What the task requires: From the entries below, tally how many lines contain "name" and report only that figure.

# # # # # # #

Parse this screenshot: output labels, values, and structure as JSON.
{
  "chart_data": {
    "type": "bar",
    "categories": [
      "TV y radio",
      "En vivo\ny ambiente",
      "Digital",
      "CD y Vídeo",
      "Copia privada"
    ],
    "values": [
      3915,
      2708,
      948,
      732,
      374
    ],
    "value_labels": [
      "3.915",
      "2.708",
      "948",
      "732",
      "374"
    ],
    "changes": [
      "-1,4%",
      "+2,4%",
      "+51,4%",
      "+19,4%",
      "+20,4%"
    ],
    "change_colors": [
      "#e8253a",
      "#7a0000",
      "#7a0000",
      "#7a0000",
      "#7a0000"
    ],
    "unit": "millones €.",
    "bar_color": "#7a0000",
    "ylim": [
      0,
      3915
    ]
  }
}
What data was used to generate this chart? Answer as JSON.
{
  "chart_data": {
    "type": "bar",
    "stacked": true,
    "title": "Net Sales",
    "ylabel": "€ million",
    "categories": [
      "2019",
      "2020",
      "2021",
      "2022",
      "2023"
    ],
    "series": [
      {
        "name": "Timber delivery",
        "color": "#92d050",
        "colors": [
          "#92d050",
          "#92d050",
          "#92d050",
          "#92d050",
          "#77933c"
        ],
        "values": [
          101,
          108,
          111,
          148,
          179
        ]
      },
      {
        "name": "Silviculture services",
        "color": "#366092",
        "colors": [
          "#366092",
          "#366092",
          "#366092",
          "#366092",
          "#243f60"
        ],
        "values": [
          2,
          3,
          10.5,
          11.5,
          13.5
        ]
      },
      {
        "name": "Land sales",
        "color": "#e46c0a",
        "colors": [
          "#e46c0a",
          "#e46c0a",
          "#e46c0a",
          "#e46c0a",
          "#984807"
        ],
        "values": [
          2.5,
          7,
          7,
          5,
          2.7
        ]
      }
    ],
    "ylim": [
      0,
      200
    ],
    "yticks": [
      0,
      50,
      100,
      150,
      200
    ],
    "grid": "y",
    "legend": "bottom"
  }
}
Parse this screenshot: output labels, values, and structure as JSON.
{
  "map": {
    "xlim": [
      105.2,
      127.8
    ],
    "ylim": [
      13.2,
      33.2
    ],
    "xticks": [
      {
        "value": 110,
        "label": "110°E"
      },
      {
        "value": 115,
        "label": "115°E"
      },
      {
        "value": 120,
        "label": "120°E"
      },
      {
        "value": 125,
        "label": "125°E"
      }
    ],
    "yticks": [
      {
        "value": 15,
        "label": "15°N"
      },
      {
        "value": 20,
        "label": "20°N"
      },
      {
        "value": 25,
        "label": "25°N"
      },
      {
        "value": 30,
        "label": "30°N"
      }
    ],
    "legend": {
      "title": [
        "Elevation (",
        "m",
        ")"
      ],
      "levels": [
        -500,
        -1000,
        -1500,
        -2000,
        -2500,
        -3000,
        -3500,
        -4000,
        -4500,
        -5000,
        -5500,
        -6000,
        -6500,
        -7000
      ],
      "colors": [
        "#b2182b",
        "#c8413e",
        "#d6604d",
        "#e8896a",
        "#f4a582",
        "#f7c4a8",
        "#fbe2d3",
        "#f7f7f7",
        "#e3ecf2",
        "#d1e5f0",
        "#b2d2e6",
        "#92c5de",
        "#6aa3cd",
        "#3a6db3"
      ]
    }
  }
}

# # # # # # #

Solution for this task: 3